◆ DESCRIPTION OF THE TASK: Your task is to output all the records below, word for word.

==================================================

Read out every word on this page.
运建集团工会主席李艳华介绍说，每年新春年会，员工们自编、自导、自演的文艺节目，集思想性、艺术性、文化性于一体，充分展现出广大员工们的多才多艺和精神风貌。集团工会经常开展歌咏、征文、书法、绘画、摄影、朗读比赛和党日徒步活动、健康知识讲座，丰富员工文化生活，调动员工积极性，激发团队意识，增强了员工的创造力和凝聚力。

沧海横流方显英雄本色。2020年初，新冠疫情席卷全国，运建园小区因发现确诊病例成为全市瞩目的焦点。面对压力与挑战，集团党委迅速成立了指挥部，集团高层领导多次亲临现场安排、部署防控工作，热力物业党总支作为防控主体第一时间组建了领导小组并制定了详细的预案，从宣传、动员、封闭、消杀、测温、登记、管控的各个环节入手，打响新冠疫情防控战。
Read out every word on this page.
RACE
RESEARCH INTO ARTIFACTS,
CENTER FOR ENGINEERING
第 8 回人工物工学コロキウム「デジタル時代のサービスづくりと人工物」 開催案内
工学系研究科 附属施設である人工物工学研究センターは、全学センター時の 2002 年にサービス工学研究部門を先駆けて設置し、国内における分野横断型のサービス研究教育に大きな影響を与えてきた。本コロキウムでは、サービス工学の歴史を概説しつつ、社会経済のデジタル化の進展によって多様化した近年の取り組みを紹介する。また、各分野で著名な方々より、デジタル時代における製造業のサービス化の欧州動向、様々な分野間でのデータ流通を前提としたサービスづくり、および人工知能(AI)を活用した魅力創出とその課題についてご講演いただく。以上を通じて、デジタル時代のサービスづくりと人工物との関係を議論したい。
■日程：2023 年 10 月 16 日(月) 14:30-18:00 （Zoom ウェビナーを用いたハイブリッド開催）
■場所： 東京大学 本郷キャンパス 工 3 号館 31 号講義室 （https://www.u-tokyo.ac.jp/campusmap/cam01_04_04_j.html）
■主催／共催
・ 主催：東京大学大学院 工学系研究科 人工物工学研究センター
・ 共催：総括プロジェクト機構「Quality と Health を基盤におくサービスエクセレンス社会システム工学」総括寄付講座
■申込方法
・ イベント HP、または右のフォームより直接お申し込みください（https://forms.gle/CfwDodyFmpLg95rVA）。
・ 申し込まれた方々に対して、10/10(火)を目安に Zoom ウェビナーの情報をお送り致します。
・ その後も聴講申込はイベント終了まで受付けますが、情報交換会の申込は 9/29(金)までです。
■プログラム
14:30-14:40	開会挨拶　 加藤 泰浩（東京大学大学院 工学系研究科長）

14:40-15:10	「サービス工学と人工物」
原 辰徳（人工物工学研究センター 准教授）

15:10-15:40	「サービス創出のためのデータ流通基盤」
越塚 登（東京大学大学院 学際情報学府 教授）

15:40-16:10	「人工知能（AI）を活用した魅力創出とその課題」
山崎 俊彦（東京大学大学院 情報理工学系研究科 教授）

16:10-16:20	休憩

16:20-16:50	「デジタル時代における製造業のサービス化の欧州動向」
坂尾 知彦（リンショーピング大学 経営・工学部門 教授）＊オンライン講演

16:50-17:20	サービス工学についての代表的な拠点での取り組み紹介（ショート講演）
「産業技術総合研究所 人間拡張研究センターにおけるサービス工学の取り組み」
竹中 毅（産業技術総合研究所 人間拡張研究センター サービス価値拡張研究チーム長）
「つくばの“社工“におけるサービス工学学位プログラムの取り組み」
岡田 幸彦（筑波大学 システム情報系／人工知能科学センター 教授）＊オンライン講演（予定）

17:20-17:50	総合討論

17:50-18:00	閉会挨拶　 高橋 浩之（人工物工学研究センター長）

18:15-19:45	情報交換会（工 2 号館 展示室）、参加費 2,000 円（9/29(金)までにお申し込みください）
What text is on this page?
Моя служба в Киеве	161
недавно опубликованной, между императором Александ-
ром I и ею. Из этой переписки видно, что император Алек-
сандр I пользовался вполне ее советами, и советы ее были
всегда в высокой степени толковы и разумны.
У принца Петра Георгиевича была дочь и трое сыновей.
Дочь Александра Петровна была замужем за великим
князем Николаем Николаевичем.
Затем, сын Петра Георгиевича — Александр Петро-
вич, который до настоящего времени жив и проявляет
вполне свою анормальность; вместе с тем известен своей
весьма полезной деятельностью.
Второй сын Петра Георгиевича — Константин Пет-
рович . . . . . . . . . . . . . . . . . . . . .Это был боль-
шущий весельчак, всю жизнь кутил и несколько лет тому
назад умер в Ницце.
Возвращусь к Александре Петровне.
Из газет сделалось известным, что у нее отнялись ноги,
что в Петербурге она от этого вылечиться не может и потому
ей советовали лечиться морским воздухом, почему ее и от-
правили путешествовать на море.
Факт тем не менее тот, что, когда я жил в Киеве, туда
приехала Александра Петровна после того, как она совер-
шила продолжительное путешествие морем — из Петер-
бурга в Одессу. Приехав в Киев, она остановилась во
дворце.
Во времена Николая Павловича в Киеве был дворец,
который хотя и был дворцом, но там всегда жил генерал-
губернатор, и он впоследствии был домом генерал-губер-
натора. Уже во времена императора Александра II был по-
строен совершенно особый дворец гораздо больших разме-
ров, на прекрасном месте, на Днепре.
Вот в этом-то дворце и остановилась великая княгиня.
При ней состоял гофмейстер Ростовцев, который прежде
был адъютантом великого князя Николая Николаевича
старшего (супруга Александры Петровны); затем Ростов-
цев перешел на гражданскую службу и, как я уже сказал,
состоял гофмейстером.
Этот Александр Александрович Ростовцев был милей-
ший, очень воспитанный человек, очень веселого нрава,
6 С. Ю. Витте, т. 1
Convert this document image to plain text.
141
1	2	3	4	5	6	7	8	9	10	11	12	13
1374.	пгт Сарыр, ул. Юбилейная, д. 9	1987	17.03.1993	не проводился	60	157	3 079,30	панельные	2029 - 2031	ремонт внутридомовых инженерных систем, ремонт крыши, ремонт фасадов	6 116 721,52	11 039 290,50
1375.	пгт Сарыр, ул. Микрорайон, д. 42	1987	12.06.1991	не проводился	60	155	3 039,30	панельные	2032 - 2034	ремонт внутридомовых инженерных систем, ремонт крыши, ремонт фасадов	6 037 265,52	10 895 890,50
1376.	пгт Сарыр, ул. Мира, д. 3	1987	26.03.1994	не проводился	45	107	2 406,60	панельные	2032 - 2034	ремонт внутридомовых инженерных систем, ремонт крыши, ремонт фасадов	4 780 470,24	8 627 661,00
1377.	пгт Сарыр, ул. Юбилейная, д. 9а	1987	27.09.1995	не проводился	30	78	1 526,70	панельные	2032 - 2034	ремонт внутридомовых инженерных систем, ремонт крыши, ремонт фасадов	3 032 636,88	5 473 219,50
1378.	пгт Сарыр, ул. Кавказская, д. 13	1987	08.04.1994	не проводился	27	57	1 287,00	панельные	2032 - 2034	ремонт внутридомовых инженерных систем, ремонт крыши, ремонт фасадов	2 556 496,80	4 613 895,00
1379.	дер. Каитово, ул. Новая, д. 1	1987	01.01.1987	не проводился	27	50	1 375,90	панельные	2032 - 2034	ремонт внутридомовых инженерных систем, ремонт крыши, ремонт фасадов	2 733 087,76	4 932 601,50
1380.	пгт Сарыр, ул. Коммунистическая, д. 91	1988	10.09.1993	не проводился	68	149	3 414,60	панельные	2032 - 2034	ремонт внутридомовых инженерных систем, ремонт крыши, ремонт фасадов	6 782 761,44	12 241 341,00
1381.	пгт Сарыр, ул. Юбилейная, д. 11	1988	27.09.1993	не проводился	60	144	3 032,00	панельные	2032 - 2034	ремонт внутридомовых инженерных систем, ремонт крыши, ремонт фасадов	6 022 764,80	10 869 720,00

==================================================

◆ WORKED ANSWER:
Read out every word on this page.
运建集团工会主席李艳华介绍说，每年新春年会，员工们自编、自导、自演的文艺节目，集思想性、艺术性、文化性于一体，充分展现出广大员工们的多才多艺和精神风貌。集团工会经常开展歌咏、征文、书法、绘画、摄影、朗读比赛和党日徒步活动、健康知识讲座，丰富员工文化生活，调动员工积极性，激发团队意识，增强了员工的创造力和凝聚力。

沧海横流方显英雄本色。2020年初，新冠疫情席卷全国，运建园小区因发现确诊病例成为全市瞩目的焦点。面对压力与挑战，集团党委迅速成立了指挥部，集团高层领导多次亲临现场安排、部署防控工作，热力物业党总支作为防控主体第一时间组建了领导小组并制定了详细的预案，从宣传、动员、封闭、消杀、测温、登记、管控的各个环节入手，打响新冠疫情防控战。
Read out every word on this page.
RACE
RESEARCH INTO ARTIFACTS,
CENTER FOR ENGINEERING
第 8 回人工物工学コロキウム「デジタル時代のサービスづくりと人工物」 開催案内
工学系研究科 附属施設である人工物工学研究センターは、全学センター時の 2002 年にサービス工学研究部門を先駆けて設置し、国内における分野横断型のサービス研究教育に大きな影響を与えてきた。本コロキウムでは、サービス工学の歴史を概説しつつ、社会経済のデジタル化の進展によって多様化した近年の取り組みを紹介する。また、各分野で著名な方々より、デジタル時代における製造業のサービス化の欧州動向、様々な分野間でのデータ流通を前提としたサービスづくり、および人工知能(AI)を活用した魅力創出とその課題についてご講演いただく。以上を通じて、デジタル時代のサービスづくりと人工物との関係を議論したい。
■日程：2023 年 10 月 16 日(月) 14:30-18:00 （Zoom ウェビナーを用いたハイブリッド開催）
■場所： 東京大学 本郷キャンパス 工 3 号館 31 号講義室 （https://www.u-tokyo.ac.jp/campusmap/cam01_04_04_j.html）
■主催／共催
・ 主催：東京大学大学院 工学系研究科 人工物工学研究センター
・ 共催：総括プロジェクト機構「Quality と Health を基盤におくサービスエクセレンス社会システム工学」総括寄付講座
■申込方法
・ イベント HP、または右のフォームより直接お申し込みください（https://forms.gle/CfwDodyFmpLg95rVA）。
・ 申し込まれた方々に対して、10/10(火)を目安に Zoom ウェビナーの情報をお送り致します。
・ その後も聴講申込はイベント終了まで受付けますが、情報交換会の申込は 9/29(金)までです。
■プログラム
14:30-14:40	開会挨拶　 加藤 泰浩（東京大学大学院 工学系研究科長）

14:40-15:10	「サービス工学と人工物」
原 辰徳（人工物工学研究センター 准教授）

15:10-15:40	「サービス創出のためのデータ流通基盤」
越塚 登（東京大学大学院 学際情報学府 教授）

15:40-16:10	「人工知能（AI）を活用した魅力創出とその課題」
山崎 俊彦（東京大学大学院 情報理工学系研究科 教授）

16:10-16:20	休憩

16:20-16:50	「デジタル時代における製造業のサービス化の欧州動向」
坂尾 知彦（リンショーピング大学 経営・工学部門 教授）＊オンライン講演

16:50-17:20	サービス工学についての代表的な拠点での取り組み紹介（ショート講演）
「産業技術総合研究所 人間拡張研究センターにおけるサービス工学の取り組み」
竹中 毅（産業技術総合研究所 人間拡張研究センター サービス価値拡張研究チーム長）
「つくばの“社工“におけるサービス工学学位プログラムの取り組み」
岡田 幸彦（筑波大学 システム情報系／人工知能科学センター 教授）＊オンライン講演（予定）

17:20-17:50	総合討論

17:50-18:00	閉会挨拶　 高橋 浩之（人工物工学研究センター長）

18:15-19:45	情報交換会（工 2 号館 展示室）、参加費 2,000 円（9/29(金)までにお申し込みください）
What text is on this page?
Моя служба в Киеве	161
недавно опубликованной, между императором Александ-
ром I и ею. Из этой переписки видно, что император Алек-
сандр I пользовался вполне ее советами, и советы ее были
всегда в высокой степени толковы и разумны.
У принца Петра Георгиевича была дочь и трое сыновей.
Дочь Александра Петровна была замужем за великим
князем Николаем Николаевичем.
Затем, сын Петра Георгиевича — Александр Петро-
вич, который до настоящего времени жив и проявляет
вполне свою анормальность; вместе с тем известен своей
весьма полезной деятельностью.
Второй сын Петра Георгиевича — Константин Пет-
рович . . . . . . . . . . . . . . . . . . . . .Это был боль-
шущий весельчак, всю жизнь кутил и несколько лет тому
назад умер в Ницце.
Возвращусь к Александре Петровне.
Из газет сделалось известным, что у нее отнялись ноги,
что в Петербурге она от этого вылечиться не может и потому
ей советовали лечиться морским воздухом, почему ее и от-
правили путешествовать на море.
Факт тем не менее тот, что, когда я жил в Киеве, туда
приехала Александра Петровна после того, как она совер-
шила продолжительное путешествие морем — из Петер-
бурга в Одессу. Приехав в Киев, она остановилась во
дворце.
Во времена Николая Павловича в Киеве был дворец,
который хотя и был дворцом, но там всегда жил генерал-
губернатор, и он впоследствии был домом генерал-губер-
натора. Уже во времена императора Александра II был по-
строен совершенно особый дворец гораздо больших разме-
ров, на прекрасном месте, на Днепре.
Вот в этом-то дворце и остановилась великая княгиня.
При ней состоял гофмейстер Ростовцев, который прежде
был адъютантом великого князя Николая Николаевича
старшего (супруга Александры Петровны); затем Ростов-
цев перешел на гражданскую службу и, как я уже сказал,
состоял гофмейстером.
Этот Александр Александрович Ростовцев был милей-
ший, очень воспитанный человек, очень веселого нрава,
6 С. Ю. Витте, т. 1
Convert this document image to plain text.
141
1	2	3	4	5	6	7	8	9	10	11	12	13
1374.	пгт Сарыр, ул. Юбилейная, д. 9	1987	17.03.1993	не проводился	60	157	3 079,30	панельные	2029 - 2031	ремонт внутридомовых инженерных систем, ремонт крыши, ремонт фасадов	6 116 721,52	11 039 290,50
1375.	пгт Сарыр, ул. Микрорайон, д. 42	1987	12.06.1991	не проводился	60	155	3 039,30	панельные	2032 - 2034	ремонт внутридомовых инженерных систем, ремонт крыши, ремонт фасадов	6 037 265,52	10 895 890,50
1376.	пгт Сарыр, ул. Мира, д. 3	1987	26.03.1994	не проводился	45	107	2 406,60	панельные	2032 - 2034	ремонт внутридомовых инженерных систем, ремонт крыши, ремонт фасадов	4 780 470,24	8 627 661,00
1377.	пгт Сарыр, ул. Юбилейная, д. 9а	1987	27.09.1995	не проводился	30	78	1 526,70	панельные	2032 - 2034	ремонт внутридомовых инженерных систем, ремонт крыши, ремонт фасадов	3 032 636,88	5 473 219,50
1378.	пгт Сарыр, ул. Кавказская, д. 13	1987	08.04.1994	не проводился	27	57	1 287,00	панельные	2032 - 2034	ремонт внутридомовых инженерных систем, ремонт крыши, ремонт фасадов	2 556 496,80	4 613 895,00
1379.	дер. Каитово, ул. Новая, д. 1	1987	01.01.1987	не проводился	27	50	1 375,90	панельные	2032 - 2034	ремонт внутридомовых инженерных систем, ремонт крыши, ремонт фасадов	2 733 087,76	4 932 601,50
1380.	пгт Сарыр, ул. Коммунистическая, д. 91	1988	10.09.1993	не проводился	68	149	3 414,60	панельные	2032 - 2034	ремонт внутридомовых инженерных систем, ремонт крыши, ремонт фасадов	6 782 761,44	12 241 341,00
1381.	пгт Сарыр, ул. Юбилейная, д. 11	1988	27.09.1993	не проводился	60	144	3 032,00	панельные	2032 - 2034	ремонт внутридомовых инженерных систем, ремонт крыши, ремонт фасадов	6 022 764,80	10 869 720,00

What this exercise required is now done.